_DOCUMENT EXTRACT_:
◇ ◇ ◇

The Dan Emmett Music & Arts Festival has faced the question of whether its existence can continue before — just as the 2019 festival finds itself facing that question today.

It has had its good years and bad, but continued on it has.

Many new ideas have been introduced and tried in the decades of the festival’s existence, some becoming permanent fixtures while others faded away.

Its focus has changed several times. Not long ago the heart of the festival was a flourishing arts show; in its earliest form as Dixie Days the festival featured rides for kids while their folks hit sidewalk sales put on by downtown merchants. Music is the bread and butter of the last several years.

Pat and Sandy Crow served as volunteer directors of the festival for more than 20 years until stepping down last month. With only a few months to go before the scheduled 2019 opening date of Aug. 8, their departure has left the festival with an uncertain future.

Looking back, however, Pat Crow said the significant increase of youth musical performances over the years stands out to him as being one of the stronger additions to the festival.

◇ ◇ ◇

_SUPPLIED DATA_:

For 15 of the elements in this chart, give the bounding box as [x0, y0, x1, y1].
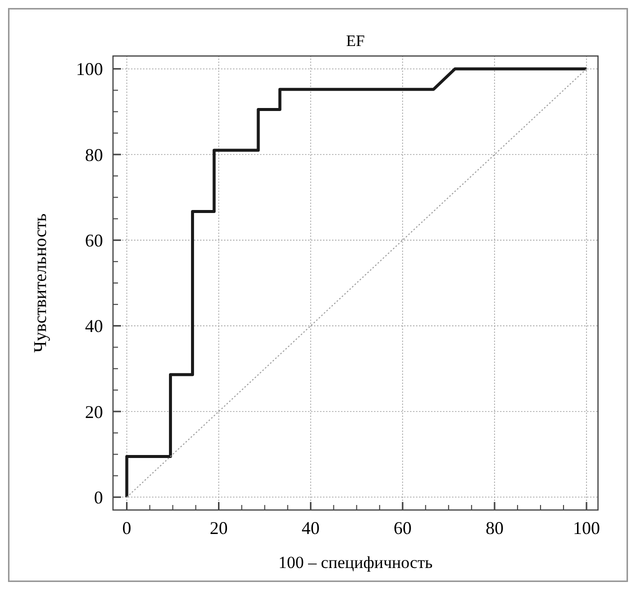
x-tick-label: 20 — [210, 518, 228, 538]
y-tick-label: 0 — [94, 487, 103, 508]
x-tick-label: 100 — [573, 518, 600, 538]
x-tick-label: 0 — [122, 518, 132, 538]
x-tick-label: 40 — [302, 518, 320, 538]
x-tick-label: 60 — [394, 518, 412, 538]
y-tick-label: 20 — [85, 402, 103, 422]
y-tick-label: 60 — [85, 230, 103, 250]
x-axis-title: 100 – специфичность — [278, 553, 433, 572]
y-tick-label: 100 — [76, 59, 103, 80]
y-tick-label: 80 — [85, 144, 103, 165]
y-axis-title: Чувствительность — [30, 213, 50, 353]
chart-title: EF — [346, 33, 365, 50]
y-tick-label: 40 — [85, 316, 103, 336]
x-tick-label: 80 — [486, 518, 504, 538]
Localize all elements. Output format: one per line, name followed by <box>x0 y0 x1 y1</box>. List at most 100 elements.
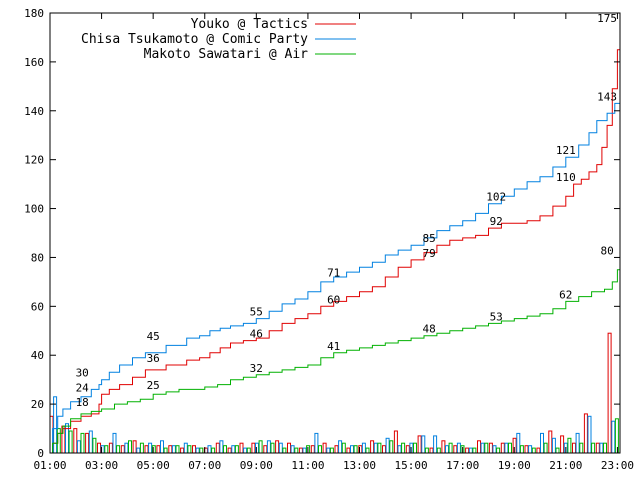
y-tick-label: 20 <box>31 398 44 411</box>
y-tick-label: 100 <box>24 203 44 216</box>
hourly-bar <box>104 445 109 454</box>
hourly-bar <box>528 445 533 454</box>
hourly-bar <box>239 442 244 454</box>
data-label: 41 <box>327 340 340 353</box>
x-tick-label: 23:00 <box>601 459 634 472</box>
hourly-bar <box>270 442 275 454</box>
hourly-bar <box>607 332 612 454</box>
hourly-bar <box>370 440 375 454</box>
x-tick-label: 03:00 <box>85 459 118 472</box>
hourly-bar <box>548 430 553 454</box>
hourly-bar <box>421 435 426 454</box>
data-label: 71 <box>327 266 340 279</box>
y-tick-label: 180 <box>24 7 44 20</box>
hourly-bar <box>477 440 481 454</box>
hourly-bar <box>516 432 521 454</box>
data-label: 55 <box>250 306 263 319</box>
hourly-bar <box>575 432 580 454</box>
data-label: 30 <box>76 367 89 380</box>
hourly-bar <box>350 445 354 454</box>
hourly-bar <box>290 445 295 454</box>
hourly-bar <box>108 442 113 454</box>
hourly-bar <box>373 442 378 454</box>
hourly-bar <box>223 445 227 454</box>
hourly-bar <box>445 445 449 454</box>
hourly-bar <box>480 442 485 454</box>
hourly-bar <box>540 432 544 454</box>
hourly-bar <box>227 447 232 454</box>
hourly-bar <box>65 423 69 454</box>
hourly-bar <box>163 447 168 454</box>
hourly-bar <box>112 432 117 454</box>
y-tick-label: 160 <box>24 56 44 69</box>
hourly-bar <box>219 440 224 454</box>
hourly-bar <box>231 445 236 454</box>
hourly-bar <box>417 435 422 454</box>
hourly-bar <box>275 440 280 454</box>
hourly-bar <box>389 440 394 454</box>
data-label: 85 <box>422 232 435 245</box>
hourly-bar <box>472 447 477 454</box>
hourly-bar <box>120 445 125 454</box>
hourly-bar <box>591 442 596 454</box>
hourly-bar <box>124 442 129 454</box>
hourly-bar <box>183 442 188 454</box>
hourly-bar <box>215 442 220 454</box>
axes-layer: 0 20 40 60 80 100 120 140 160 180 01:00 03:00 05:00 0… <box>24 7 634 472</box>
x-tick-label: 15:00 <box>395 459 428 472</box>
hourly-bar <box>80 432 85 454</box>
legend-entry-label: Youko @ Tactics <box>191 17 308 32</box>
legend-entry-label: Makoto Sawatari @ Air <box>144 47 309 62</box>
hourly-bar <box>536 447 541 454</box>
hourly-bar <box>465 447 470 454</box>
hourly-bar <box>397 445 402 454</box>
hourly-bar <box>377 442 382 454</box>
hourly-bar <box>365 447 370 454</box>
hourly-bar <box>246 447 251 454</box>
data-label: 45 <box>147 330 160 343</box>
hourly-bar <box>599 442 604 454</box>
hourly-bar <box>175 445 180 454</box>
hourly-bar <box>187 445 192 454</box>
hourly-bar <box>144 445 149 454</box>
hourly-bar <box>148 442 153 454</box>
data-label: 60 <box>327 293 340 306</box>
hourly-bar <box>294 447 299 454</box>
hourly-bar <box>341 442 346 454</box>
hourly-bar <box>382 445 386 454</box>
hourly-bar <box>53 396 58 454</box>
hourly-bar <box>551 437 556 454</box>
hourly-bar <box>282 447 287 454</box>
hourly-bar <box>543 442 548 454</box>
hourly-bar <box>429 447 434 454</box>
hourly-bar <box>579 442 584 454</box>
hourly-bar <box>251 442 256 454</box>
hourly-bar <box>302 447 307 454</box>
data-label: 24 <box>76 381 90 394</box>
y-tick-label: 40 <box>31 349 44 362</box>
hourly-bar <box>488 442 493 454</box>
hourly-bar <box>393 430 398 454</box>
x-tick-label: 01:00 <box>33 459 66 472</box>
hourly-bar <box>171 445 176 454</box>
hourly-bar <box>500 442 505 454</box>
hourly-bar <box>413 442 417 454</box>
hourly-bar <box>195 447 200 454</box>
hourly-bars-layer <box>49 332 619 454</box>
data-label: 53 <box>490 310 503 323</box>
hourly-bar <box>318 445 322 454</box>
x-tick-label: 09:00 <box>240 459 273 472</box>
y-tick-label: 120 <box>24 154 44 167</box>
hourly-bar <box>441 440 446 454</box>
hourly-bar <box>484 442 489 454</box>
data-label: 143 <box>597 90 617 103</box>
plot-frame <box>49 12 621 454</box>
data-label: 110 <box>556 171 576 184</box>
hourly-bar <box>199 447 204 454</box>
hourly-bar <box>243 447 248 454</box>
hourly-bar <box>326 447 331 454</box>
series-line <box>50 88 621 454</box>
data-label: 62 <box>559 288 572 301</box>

◇ ◇ ◇

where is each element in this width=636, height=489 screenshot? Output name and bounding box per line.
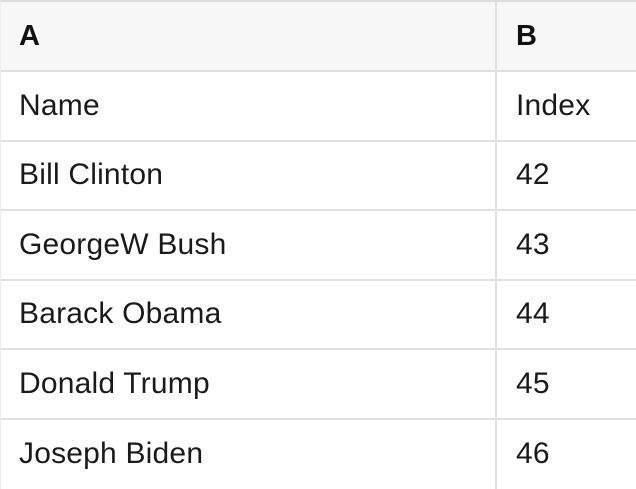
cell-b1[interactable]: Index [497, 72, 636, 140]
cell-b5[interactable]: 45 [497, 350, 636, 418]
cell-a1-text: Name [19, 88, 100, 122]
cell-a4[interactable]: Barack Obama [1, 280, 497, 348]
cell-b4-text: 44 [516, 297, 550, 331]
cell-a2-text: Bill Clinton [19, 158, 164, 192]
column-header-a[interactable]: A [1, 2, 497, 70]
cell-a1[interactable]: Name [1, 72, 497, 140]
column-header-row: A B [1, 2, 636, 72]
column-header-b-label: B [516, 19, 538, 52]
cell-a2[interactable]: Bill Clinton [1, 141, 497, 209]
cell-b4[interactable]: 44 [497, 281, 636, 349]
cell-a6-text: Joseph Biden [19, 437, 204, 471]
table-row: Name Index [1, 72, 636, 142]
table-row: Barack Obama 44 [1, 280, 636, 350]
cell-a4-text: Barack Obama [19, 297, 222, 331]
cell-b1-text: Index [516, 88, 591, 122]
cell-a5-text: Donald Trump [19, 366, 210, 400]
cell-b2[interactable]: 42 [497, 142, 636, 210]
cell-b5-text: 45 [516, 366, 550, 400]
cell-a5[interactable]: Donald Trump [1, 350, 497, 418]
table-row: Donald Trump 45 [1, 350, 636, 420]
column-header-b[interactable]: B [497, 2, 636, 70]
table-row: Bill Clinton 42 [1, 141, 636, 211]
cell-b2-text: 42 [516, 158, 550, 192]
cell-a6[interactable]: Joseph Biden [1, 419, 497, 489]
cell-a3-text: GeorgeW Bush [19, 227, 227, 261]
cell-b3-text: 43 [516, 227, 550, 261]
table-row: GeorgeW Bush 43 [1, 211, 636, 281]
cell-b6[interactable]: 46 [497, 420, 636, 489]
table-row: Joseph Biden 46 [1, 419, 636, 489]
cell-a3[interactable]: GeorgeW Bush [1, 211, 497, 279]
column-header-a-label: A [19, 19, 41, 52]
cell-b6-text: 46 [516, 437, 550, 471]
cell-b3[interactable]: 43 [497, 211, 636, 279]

◇ ◇ ◇

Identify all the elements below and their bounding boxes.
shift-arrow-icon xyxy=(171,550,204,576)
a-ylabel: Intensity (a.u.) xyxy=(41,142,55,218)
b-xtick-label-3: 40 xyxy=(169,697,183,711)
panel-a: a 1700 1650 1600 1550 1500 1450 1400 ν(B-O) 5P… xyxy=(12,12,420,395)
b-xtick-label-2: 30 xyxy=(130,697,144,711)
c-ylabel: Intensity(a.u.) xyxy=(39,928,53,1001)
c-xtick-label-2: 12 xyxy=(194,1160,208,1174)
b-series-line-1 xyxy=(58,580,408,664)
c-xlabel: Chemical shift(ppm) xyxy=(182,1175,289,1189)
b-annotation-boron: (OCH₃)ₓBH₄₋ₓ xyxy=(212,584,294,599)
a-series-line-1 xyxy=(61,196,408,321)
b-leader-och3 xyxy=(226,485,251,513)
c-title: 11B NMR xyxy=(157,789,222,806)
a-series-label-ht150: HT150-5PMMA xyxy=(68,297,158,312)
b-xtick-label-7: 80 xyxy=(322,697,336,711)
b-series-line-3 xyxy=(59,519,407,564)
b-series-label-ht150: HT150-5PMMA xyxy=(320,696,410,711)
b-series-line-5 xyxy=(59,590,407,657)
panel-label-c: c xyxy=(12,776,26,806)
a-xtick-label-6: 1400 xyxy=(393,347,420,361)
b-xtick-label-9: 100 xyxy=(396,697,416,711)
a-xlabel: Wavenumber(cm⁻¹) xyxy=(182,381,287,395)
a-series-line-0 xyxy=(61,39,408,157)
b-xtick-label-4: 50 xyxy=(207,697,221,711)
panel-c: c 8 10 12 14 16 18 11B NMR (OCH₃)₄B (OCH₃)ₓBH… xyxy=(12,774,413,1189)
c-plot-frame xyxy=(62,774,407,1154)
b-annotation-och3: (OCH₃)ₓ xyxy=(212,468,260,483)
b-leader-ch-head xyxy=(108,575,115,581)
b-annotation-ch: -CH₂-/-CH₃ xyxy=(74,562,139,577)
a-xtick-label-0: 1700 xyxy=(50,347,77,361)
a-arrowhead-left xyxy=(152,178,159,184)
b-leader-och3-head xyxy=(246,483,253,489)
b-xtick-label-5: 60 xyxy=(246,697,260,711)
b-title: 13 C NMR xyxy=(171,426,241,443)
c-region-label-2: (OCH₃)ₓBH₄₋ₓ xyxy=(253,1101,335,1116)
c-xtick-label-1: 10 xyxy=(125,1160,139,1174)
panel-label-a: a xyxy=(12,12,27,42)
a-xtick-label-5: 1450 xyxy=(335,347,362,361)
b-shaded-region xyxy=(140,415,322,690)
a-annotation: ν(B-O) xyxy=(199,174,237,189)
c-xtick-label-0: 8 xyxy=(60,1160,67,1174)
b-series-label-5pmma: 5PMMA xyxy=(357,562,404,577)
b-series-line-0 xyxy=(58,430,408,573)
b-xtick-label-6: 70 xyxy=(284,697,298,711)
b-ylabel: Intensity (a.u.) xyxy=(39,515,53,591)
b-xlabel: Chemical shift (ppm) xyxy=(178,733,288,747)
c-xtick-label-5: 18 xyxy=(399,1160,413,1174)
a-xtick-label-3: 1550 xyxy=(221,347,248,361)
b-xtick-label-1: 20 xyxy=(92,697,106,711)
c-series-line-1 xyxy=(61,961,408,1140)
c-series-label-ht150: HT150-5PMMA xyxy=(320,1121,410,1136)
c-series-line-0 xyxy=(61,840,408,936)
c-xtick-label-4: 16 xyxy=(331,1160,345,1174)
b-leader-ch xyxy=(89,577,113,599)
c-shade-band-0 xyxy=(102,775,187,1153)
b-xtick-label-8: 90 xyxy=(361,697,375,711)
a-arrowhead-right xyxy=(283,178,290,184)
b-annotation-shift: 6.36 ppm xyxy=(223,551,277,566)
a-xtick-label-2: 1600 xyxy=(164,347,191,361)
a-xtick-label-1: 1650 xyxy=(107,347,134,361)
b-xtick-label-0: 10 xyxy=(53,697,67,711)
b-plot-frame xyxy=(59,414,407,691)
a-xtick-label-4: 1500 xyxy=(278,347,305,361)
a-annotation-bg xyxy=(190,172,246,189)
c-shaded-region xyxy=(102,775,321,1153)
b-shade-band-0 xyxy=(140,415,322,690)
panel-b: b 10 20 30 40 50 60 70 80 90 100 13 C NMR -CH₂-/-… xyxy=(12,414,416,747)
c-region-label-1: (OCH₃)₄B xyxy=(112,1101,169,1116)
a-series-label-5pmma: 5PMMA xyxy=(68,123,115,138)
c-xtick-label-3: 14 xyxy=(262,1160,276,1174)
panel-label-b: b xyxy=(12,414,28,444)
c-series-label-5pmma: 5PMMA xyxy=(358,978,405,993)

◇ ◇ ◇

_THINGS TO DO_:
1. Reproduce the whole article about the Dan Emmett Music & Arts Festival word for word.
2. Output the listing lines from the line with "For 15 of the" to the line with "Localize all elements.", both included, as a numbered list with blank lines left out. Include only those lines, and omit the pictures.
The article and the listing come from unrelated sources.

_OUTPUTS FOR THE TASKS_:
1.
The Dan Emmett Music & Arts Festival has faced the question of whether its existence can continue before — just as the 2019 festival finds itself facing that question today.

It has had its good years and bad, but continued on it has.

Many new ideas have been introduced and tried in the decades of the festival’s existence, some becoming permanent fixtures while others faded away.

Its focus has changed several times. Not long ago the heart of the festival was a flourishing arts show; in its earliest form as Dixie Days the festival featured rides for kids while their folks hit sidewalk sales put on by downtown merchants. Music is the bread and butter of the last several years.

Pat and Sandy Crow served as volunteer directors of the festival for more than 20 years until stepping down last month. With only a few months to go before the scheduled 2019 opening date of Aug. 8, their departure has left the festival with an uncertain future.

Looking back, however, Pat Crow said the significant increase of youth musical performances over the years stands out to him as being one of the stronger additions to the festival.

2.
1. For 15 of the elements in this chart, give the bounding box as [x0, y0, x1, y1].
2. x-tick-label: 20 — [210, 518, 228, 538]
3. y-tick-label: 0 — [94, 487, 103, 508]
4. x-tick-label: 100 — [573, 518, 600, 538]
5. x-tick-label: 0 — [122, 518, 132, 538]
6. x-tick-label: 40 — [302, 518, 320, 538]
7. x-tick-label: 60 — [394, 518, 412, 538]
8. y-tick-label: 20 — [85, 402, 103, 422]
9. y-tick-label: 60 — [85, 230, 103, 250]
10. x-axis-title: 100 – специфичность — [278, 553, 433, 572]
11. y-tick-label: 100 — [76, 59, 103, 80]
12. y-tick-label: 80 — [85, 144, 103, 165]
13. y-axis-title: Чувствительность — [30, 213, 50, 353]
14. chart-title: EF — [346, 33, 365, 50]
15. y-tick-label: 40 — [85, 316, 103, 336]
16. x-tick-label: 80 — [486, 518, 504, 538]
17. Localize all elements. Output format: one per line, name followed by <box>x0 y0 x1 y1</box>. List at most 100 elements.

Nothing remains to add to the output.